▸ **Requirement**
Find and return each line containing "Index".

▸ **Data shown**
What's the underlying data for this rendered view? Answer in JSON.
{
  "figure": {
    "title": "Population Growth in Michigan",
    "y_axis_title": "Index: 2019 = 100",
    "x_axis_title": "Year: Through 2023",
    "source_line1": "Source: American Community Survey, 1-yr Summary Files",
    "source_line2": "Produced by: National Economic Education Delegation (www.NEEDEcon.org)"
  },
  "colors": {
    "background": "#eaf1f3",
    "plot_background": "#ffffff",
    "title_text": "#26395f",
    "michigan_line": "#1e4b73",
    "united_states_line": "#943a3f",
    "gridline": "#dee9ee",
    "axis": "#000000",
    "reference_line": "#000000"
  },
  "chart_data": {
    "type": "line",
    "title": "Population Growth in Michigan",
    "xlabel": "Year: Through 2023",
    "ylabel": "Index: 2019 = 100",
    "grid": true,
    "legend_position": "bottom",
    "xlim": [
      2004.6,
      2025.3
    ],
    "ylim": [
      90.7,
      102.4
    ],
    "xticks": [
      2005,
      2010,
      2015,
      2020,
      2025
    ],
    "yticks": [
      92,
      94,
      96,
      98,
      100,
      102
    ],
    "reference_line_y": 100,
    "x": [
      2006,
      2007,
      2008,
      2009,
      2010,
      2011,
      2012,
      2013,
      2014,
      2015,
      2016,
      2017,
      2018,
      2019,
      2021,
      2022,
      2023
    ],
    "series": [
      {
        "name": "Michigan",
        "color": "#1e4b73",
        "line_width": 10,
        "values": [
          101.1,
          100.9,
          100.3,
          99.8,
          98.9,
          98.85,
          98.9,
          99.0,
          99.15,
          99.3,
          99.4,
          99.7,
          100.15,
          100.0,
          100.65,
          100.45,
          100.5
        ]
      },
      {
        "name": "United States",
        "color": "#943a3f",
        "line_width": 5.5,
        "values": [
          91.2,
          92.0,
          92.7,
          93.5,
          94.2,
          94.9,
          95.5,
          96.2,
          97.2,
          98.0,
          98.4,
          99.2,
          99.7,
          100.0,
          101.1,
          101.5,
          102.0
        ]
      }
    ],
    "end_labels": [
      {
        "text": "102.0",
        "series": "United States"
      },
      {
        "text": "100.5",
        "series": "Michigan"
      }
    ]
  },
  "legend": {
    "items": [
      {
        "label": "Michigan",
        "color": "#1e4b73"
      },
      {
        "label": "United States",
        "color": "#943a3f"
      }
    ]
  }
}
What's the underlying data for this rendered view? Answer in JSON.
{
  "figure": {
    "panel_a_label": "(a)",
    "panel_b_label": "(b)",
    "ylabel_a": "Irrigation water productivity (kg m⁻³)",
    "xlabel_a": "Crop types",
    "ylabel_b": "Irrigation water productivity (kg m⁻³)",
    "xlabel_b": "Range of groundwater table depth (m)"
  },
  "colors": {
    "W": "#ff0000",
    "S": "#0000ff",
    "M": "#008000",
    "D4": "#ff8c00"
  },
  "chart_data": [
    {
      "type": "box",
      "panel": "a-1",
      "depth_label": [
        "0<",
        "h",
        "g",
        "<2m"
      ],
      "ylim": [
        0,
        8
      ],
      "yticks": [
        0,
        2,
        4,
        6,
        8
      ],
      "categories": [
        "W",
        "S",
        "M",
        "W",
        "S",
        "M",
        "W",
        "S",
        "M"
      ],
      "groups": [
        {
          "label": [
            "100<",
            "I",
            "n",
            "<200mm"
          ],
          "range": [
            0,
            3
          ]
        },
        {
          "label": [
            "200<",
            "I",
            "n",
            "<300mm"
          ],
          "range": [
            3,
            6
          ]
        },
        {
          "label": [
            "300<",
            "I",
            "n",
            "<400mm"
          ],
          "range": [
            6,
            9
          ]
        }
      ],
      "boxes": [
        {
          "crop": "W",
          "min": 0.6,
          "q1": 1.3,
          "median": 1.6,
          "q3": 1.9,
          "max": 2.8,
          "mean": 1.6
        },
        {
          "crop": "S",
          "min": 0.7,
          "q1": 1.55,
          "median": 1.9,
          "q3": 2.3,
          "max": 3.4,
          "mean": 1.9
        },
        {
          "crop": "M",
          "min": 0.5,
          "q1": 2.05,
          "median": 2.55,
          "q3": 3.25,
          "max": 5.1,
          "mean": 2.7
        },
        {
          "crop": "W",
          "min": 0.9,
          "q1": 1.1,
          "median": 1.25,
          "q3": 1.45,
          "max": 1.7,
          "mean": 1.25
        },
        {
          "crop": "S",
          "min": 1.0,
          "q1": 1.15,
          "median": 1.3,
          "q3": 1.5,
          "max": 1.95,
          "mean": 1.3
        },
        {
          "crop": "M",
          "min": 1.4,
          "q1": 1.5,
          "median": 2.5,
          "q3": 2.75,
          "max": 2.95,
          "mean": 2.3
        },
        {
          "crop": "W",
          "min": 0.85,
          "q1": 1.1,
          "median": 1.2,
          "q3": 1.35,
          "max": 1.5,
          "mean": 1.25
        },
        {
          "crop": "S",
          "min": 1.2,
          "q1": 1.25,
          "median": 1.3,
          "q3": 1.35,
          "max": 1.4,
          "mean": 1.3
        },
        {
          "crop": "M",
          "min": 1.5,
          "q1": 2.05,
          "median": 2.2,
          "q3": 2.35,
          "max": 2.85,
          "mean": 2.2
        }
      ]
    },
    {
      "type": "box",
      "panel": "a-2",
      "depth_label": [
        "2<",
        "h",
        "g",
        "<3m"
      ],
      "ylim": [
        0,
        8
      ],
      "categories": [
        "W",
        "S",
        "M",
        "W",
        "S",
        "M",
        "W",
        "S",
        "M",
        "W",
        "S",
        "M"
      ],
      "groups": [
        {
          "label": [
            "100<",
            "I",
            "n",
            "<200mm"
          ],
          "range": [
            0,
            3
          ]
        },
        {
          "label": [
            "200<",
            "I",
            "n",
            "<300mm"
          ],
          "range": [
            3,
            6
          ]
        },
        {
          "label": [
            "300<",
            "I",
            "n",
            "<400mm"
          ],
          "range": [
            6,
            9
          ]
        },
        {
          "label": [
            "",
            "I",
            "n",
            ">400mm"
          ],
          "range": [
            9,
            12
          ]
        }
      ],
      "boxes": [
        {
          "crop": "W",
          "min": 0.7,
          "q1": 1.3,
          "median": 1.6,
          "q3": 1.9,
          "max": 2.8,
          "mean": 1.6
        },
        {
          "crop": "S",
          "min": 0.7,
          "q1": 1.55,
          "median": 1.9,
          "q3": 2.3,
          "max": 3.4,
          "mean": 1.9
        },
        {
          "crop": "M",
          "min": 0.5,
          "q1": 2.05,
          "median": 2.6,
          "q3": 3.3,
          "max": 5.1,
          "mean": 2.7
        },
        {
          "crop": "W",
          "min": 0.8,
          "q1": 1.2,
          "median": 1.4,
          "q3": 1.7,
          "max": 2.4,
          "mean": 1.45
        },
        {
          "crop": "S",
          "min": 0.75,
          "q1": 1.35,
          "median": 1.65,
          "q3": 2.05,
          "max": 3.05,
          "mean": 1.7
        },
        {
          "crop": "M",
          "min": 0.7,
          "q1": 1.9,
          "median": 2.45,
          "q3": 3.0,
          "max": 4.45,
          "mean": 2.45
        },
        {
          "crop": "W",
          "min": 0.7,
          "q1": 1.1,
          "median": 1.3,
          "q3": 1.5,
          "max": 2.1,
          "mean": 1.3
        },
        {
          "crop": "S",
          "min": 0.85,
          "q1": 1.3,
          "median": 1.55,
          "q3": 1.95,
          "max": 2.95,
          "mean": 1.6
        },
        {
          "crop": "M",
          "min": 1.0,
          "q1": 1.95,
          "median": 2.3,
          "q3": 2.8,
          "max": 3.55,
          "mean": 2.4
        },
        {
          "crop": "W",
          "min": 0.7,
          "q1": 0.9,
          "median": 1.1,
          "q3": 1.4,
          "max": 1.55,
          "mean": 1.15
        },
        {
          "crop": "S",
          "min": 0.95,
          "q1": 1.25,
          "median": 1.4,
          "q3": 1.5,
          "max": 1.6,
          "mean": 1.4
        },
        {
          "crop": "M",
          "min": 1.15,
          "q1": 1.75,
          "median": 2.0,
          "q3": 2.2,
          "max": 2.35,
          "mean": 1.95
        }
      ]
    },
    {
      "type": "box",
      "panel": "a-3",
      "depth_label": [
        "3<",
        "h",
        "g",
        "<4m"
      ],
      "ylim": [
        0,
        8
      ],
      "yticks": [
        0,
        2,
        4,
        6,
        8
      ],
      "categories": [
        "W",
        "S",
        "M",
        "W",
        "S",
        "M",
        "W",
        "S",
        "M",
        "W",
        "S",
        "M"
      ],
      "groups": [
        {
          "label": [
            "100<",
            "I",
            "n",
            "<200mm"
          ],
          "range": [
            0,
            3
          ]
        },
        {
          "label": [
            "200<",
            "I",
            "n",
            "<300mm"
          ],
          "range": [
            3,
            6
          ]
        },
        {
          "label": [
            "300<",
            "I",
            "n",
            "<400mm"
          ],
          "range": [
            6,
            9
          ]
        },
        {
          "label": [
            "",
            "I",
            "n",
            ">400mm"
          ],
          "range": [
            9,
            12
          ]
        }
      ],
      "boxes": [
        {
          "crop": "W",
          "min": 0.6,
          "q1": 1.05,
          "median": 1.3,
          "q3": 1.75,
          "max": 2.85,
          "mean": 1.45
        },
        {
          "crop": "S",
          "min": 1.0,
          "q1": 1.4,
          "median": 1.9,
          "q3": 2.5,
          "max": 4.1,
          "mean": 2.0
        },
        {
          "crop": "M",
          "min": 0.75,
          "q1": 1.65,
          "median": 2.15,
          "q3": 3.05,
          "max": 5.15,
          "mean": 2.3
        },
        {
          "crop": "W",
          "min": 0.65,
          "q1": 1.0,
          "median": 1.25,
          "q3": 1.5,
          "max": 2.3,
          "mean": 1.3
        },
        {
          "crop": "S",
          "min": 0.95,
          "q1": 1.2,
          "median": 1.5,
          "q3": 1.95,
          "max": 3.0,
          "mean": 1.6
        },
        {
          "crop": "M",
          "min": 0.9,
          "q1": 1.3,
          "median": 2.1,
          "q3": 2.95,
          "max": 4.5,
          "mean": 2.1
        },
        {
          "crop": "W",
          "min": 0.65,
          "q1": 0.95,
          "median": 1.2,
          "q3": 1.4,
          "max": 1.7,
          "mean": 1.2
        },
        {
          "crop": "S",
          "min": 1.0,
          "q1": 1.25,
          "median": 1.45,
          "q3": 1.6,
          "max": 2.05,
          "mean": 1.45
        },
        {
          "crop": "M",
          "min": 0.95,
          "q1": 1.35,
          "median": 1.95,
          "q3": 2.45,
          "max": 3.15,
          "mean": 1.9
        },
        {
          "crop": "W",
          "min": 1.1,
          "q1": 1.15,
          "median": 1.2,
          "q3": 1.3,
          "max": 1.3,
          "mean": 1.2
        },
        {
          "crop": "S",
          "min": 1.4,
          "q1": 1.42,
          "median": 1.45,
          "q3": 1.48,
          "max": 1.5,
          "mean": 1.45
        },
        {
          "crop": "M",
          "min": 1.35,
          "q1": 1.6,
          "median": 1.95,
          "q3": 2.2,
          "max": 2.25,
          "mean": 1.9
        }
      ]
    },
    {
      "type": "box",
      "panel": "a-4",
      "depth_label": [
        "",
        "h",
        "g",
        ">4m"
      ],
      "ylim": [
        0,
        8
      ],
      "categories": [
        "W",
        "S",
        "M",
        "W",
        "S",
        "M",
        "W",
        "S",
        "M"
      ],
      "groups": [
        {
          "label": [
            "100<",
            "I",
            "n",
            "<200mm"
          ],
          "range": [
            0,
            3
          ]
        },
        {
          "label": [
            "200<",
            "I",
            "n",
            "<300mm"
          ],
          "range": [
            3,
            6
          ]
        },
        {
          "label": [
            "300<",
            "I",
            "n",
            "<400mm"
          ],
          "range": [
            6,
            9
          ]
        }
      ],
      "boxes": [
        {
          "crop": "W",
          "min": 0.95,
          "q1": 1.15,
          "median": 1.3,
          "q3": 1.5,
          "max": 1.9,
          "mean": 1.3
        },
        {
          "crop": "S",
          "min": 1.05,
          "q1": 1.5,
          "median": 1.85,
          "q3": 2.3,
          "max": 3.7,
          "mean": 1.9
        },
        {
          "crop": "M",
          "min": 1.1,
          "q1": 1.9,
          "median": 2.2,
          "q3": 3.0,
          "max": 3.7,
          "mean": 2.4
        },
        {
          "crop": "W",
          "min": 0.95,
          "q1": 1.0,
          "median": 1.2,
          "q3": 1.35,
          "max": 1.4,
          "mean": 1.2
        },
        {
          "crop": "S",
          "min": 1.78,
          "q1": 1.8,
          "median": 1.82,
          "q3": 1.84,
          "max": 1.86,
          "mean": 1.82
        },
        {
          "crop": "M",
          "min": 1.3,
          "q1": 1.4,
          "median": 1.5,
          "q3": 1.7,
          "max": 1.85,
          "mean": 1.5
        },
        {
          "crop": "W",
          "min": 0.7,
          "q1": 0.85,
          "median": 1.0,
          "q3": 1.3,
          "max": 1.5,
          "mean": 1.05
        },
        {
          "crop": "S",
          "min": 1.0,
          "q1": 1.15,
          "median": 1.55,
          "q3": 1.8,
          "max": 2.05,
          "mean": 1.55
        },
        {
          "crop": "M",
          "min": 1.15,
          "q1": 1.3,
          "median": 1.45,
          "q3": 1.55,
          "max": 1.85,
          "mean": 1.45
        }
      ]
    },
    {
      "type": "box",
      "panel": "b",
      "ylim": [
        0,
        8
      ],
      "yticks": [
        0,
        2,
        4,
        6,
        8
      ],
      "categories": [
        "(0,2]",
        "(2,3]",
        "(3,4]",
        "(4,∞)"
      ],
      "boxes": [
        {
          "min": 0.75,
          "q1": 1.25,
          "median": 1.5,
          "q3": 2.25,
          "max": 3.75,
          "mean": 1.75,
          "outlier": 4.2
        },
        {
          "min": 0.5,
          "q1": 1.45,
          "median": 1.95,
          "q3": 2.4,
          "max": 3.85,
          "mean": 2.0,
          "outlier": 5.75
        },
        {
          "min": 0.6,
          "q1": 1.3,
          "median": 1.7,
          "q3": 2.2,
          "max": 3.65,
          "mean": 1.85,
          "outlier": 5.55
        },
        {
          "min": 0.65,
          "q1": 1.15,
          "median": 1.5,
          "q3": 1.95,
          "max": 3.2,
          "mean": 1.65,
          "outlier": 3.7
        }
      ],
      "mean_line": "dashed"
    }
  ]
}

▸ **Result**
    "y_axis_title": "Index: 2019 = 100",
    "ylabel": "Index: 2019 = 100",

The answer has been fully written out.